Requirement: Collect each line of the entries that holds the string "физическим".

Given information:
** BEGIN **
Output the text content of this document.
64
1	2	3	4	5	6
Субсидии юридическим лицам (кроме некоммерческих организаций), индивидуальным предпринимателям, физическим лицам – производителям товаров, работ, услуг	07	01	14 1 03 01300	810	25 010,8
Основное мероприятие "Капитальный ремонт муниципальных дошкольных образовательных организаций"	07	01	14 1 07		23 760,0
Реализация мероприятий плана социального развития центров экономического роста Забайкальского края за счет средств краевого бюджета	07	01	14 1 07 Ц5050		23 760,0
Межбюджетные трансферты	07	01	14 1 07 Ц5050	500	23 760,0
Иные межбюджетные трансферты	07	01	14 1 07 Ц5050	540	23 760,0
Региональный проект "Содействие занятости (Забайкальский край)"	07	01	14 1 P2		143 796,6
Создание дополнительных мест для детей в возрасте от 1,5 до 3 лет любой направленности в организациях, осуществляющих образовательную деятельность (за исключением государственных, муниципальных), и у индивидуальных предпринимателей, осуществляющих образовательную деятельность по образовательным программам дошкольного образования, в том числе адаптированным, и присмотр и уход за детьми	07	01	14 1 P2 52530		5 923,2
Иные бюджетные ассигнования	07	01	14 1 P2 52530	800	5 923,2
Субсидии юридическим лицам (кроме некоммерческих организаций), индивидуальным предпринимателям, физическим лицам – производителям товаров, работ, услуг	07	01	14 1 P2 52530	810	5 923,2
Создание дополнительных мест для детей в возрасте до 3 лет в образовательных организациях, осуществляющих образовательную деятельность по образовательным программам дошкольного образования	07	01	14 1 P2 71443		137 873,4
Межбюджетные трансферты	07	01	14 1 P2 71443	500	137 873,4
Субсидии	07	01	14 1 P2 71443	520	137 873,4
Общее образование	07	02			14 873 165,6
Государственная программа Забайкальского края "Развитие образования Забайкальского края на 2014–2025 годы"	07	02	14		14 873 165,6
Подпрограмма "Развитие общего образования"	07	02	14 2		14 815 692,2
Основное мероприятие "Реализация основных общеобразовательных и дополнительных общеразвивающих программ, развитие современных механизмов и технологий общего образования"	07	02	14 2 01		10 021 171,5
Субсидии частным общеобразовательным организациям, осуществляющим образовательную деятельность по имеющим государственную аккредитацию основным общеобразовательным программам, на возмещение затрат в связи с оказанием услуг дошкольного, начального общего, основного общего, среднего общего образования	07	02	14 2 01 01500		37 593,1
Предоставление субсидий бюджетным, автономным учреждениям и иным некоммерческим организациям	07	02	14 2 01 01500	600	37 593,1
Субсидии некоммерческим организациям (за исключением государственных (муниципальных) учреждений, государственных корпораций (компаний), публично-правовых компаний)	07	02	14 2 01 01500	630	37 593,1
** END **
Exercise answer:
Субсидии юридическим лицам (кроме некоммерческих организаций), индивидуальным предпринимателям, физическим лицам – производителям товаров, работ, услуг	07	01	14 1 03 01300	810	25 010,8
Субсидии юридическим лицам (кроме некоммерческих организаций), индивидуальным предпринимателям, физическим лицам – производителям товаров, работ, услуг	07	01	14 1 P2 52530	810	5 923,2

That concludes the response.